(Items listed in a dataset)
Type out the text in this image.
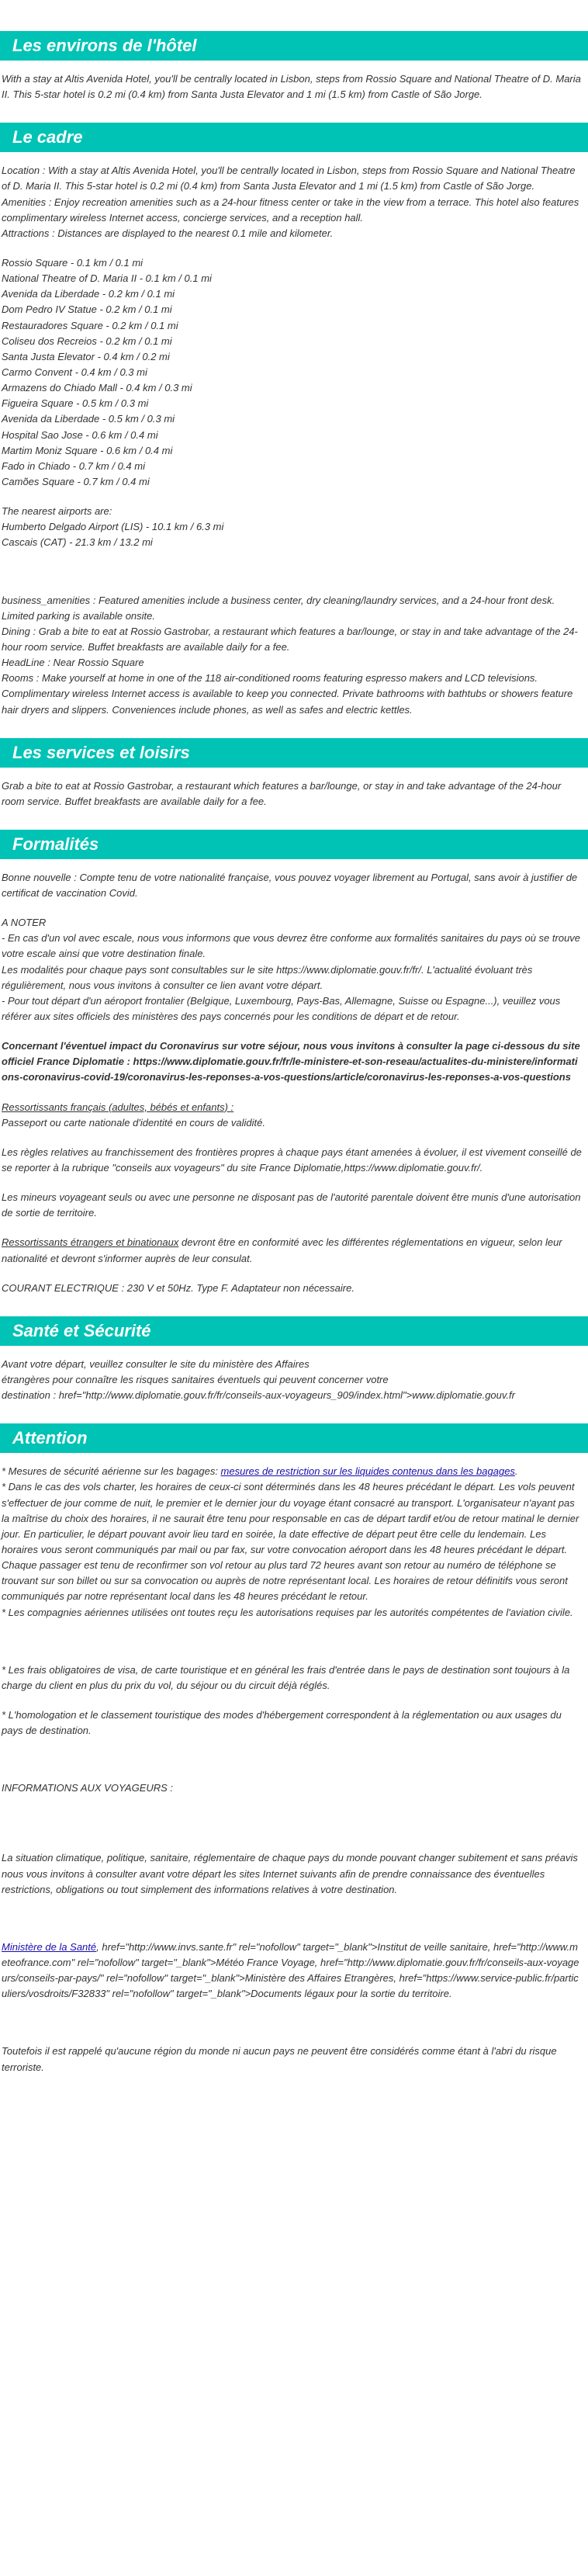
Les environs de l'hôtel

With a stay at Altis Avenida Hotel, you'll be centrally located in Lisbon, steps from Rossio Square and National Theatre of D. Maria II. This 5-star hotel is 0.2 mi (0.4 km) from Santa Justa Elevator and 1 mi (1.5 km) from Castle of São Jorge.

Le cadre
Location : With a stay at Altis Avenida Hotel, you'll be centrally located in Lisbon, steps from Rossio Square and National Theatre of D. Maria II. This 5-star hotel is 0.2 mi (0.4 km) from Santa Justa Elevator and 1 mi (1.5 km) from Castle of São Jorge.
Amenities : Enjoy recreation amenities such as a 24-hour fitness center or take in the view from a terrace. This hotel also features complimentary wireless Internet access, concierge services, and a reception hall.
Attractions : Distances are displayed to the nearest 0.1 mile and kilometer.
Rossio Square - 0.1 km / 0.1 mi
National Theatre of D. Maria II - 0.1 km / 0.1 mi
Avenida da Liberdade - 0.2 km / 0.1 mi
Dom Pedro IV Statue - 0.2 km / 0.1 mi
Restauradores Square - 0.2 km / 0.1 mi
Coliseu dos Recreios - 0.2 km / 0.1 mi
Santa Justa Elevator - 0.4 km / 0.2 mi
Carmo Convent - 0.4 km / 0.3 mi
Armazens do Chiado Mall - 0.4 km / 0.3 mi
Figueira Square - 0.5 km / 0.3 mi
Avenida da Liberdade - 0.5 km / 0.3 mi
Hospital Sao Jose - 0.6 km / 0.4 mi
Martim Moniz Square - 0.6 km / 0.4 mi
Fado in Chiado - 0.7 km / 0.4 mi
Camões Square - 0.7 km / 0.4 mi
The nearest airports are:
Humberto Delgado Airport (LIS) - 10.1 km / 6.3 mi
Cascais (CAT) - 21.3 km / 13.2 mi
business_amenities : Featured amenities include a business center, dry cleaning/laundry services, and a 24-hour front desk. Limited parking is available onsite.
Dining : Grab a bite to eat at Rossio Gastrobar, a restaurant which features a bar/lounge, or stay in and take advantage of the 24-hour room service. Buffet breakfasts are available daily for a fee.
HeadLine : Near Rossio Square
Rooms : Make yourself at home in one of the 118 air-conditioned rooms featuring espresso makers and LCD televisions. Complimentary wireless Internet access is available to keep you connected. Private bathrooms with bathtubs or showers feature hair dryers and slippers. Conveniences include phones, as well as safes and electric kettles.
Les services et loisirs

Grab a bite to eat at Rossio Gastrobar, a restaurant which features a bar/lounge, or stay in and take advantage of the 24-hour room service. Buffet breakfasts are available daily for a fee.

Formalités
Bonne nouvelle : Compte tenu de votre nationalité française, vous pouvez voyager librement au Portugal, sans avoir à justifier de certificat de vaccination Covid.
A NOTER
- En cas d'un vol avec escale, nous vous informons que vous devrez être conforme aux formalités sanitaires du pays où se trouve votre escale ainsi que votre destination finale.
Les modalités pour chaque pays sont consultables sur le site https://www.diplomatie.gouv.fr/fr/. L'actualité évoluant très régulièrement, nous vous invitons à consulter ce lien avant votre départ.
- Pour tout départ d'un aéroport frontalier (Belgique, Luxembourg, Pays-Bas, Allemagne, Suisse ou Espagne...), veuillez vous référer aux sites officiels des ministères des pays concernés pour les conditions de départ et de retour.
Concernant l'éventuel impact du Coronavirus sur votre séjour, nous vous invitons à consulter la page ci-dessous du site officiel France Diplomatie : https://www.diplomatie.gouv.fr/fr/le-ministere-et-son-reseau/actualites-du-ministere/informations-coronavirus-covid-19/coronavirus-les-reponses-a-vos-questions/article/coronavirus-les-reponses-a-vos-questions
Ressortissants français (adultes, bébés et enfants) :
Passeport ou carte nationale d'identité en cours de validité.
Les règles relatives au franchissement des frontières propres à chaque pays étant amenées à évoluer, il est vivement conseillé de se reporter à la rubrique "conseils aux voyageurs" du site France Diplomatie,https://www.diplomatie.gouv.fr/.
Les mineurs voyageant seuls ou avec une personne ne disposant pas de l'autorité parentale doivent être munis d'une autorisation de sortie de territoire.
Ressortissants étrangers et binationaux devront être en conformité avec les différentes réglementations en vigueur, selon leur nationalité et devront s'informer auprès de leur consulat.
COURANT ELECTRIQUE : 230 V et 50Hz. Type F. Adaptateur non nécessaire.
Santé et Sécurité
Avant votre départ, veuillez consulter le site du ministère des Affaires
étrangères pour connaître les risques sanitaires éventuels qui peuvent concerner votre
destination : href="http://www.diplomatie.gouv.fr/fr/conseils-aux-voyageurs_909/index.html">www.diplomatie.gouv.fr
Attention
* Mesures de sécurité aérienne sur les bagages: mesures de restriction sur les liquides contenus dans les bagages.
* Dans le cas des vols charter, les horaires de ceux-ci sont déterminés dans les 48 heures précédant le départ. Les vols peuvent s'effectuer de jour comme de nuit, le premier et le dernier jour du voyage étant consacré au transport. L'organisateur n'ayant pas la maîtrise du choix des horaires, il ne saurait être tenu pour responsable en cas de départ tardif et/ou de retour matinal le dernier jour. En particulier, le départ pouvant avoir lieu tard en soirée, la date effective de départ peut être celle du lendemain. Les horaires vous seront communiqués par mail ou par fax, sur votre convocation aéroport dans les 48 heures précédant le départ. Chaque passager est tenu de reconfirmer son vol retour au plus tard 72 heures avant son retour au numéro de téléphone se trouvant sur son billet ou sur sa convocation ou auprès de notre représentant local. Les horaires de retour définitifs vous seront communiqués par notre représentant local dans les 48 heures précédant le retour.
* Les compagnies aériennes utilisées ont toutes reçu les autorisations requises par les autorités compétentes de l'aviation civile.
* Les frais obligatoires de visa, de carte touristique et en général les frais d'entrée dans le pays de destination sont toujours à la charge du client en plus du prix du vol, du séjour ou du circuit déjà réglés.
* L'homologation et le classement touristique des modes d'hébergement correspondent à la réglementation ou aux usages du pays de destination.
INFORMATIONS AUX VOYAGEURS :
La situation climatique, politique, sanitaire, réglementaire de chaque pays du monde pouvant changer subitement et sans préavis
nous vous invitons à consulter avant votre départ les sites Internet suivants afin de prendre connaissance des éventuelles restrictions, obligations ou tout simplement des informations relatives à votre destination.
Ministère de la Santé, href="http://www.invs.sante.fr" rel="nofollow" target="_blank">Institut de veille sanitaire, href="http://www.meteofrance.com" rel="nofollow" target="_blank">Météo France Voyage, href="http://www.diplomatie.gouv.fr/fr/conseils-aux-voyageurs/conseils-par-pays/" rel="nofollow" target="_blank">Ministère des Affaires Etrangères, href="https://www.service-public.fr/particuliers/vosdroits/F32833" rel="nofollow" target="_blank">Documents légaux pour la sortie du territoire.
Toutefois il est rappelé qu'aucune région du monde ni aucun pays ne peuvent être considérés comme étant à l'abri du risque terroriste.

ASSIGNED TASK:
With the pictures dropped, write out all of the entries word for word.

TASK ANSWER:
Type out the text in this image.
Les environs de l'hôtel

With a stay at Altis Avenida Hotel, you'll be centrally located in Lisbon, steps from Rossio Square and National Theatre of D. Maria II. This 5-star hotel is 0.2 mi (0.4 km) from Santa Justa Elevator and 1 mi (1.5 km) from Castle of São Jorge.

Le cadre
Location : With a stay at Altis Avenida Hotel, you'll be centrally located in Lisbon, steps from Rossio Square and National Theatre of D. Maria II. This 5-star hotel is 0.2 mi (0.4 km) from Santa Justa Elevator and 1 mi (1.5 km) from Castle of São Jorge.
Amenities : Enjoy recreation amenities such as a 24-hour fitness center or take in the view from a terrace. This hotel also features complimentary wireless Internet access, concierge services, and a reception hall.
Attractions : Distances are displayed to the nearest 0.1 mile and kilometer.
Rossio Square - 0.1 km / 0.1 mi
National Theatre of D. Maria II - 0.1 km / 0.1 mi
Avenida da Liberdade - 0.2 km / 0.1 mi
Dom Pedro IV Statue - 0.2 km / 0.1 mi
Restauradores Square - 0.2 km / 0.1 mi
Coliseu dos Recreios - 0.2 km / 0.1 mi
Santa Justa Elevator - 0.4 km / 0.2 mi
Carmo Convent - 0.4 km / 0.3 mi
Armazens do Chiado Mall - 0.4 km / 0.3 mi
Figueira Square - 0.5 km / 0.3 mi
Avenida da Liberdade - 0.5 km / 0.3 mi
Hospital Sao Jose - 0.6 km / 0.4 mi
Martim Moniz Square - 0.6 km / 0.4 mi
Fado in Chiado - 0.7 km / 0.4 mi
Camões Square - 0.7 km / 0.4 mi
The nearest airports are:
Humberto Delgado Airport (LIS) - 10.1 km / 6.3 mi
Cascais (CAT) - 21.3 km / 13.2 mi
business_amenities : Featured amenities include a business center, dry cleaning/laundry services, and a 24-hour front desk. Limited parking is available onsite.
Dining : Grab a bite to eat at Rossio Gastrobar, a restaurant which features a bar/lounge, or stay in and take advantage of the 24-hour room service. Buffet breakfasts are available daily for a fee.
HeadLine : Near Rossio Square
Rooms : Make yourself at home in one of the 118 air-conditioned rooms featuring espresso makers and LCD televisions. Complimentary wireless Internet access is available to keep you connected. Private bathrooms with bathtubs or showers feature hair dryers and slippers. Conveniences include phones, as well as safes and electric kettles.
Les services et loisirs

Grab a bite to eat at Rossio Gastrobar, a restaurant which features a bar/lounge, or stay in and take advantage of the 24-hour room service. Buffet breakfasts are available daily for a fee.

Formalités
Bonne nouvelle : Compte tenu de votre nationalité française, vous pouvez voyager librement au Portugal, sans avoir à justifier de certificat de vaccination Covid.
A NOTER
- En cas d'un vol avec escale, nous vous informons que vous devrez être conforme aux formalités sanitaires du pays où se trouve votre escale ainsi que votre destination finale.
Les modalités pour chaque pays sont consultables sur le site https://www.diplomatie.gouv.fr/fr/. L'actualité évoluant très régulièrement, nous vous invitons à consulter ce lien avant votre départ.
- Pour tout départ d'un aéroport frontalier (Belgique, Luxembourg, Pays-Bas, Allemagne, Suisse ou Espagne...), veuillez vous référer aux sites officiels des ministères des pays concernés pour les conditions de départ et de retour.
Concernant l'éventuel impact du Coronavirus sur votre séjour, nous vous invitons à consulter la page ci-dessous du site officiel France Diplomatie : https://www.diplomatie.gouv.fr/fr/le-ministere-et-son-reseau/actualites-du-ministere/informations-coronavirus-covid-19/coronavirus-les-reponses-a-vos-questions/article/coronavirus-les-reponses-a-vos-questions
Ressortissants français (adultes, bébés et enfants) :
Passeport ou carte nationale d'identité en cours de validité.
Les règles relatives au franchissement des frontières propres à chaque pays étant amenées à évoluer, il est vivement conseillé de se reporter à la rubrique "conseils aux voyageurs" du site France Diplomatie,https://www.diplomatie.gouv.fr/.
Les mineurs voyageant seuls ou avec une personne ne disposant pas de l'autorité parentale doivent être munis d'une autorisation de sortie de territoire.
Ressortissants étrangers et binationaux devront être en conformité avec les différentes réglementations en vigueur, selon leur nationalité et devront s'informer auprès de leur consulat.
COURANT ELECTRIQUE : 230 V et 50Hz. Type F. Adaptateur non nécessaire.
Santé et Sécurité
Avant votre départ, veuillez consulter le site du ministère des Affaires
étrangères pour connaître les risques sanitaires éventuels qui peuvent concerner votre
destination : href="http://www.diplomatie.gouv.fr/fr/conseils-aux-voyageurs_909/index.html">www.diplomatie.gouv.fr
Attention
* Mesures de sécurité aérienne sur les bagages: mesures de restriction sur les liquides contenus dans les bagages.
* Dans le cas des vols charter, les horaires de ceux-ci sont déterminés dans les 48 heures précédant le départ. Les vols peuvent s'effectuer de jour comme de nuit, le premier et le dernier jour du voyage étant consacré au transport. L'organisateur n'ayant pas la maîtrise du choix des horaires, il ne saurait être tenu pour responsable en cas de départ tardif et/ou de retour matinal le dernier jour. En particulier, le départ pouvant avoir lieu tard en soirée, la date effective de départ peut être celle du lendemain. Les horaires vous seront communiqués par mail ou par fax, sur votre convocation aéroport dans les 48 heures précédant le départ. Chaque passager est tenu de reconfirmer son vol retour au plus tard 72 heures avant son retour au numéro de téléphone se trouvant sur son billet ou sur sa convocation ou auprès de notre représentant local. Les horaires de retour définitifs vous seront communiqués par notre représentant local dans les 48 heures précédant le retour.
* Les compagnies aériennes utilisées ont toutes reçu les autorisations requises par les autorités compétentes de l'aviation civile.
* Les frais obligatoires de visa, de carte touristique et en général les frais d'entrée dans le pays de destination sont toujours à la charge du client en plus du prix du vol, du séjour ou du circuit déjà réglés.
* L'homologation et le classement touristique des modes d'hébergement correspondent à la réglementation ou aux usages du pays de destination.
INFORMATIONS AUX VOYAGEURS :
La situation climatique, politique, sanitaire, réglementaire de chaque pays du monde pouvant changer subitement et sans préavis
nous vous invitons à consulter avant votre départ les sites Internet suivants afin de prendre connaissance des éventuelles restrictions, obligations ou tout simplement des informations relatives à votre destination.
Ministère de la Santé, href="http://www.invs.sante.fr" rel="nofollow" target="_blank">Institut de veille sanitaire, href="http://www.meteofrance.com" rel="nofollow" target="_blank">Météo France Voyage, href="http://www.diplomatie.gouv.fr/fr/conseils-aux-voyageurs/conseils-par-pays/" rel="nofollow" target="_blank">Ministère des Affaires Etrangères, href="https://www.service-public.fr/particuliers/vosdroits/F32833" rel="nofollow" target="_blank">Documents légaux pour la sortie du territoire.
Toutefois il est rappelé qu'aucune région du monde ni aucun pays ne peuvent être considérés comme étant à l'abri du risque terroriste.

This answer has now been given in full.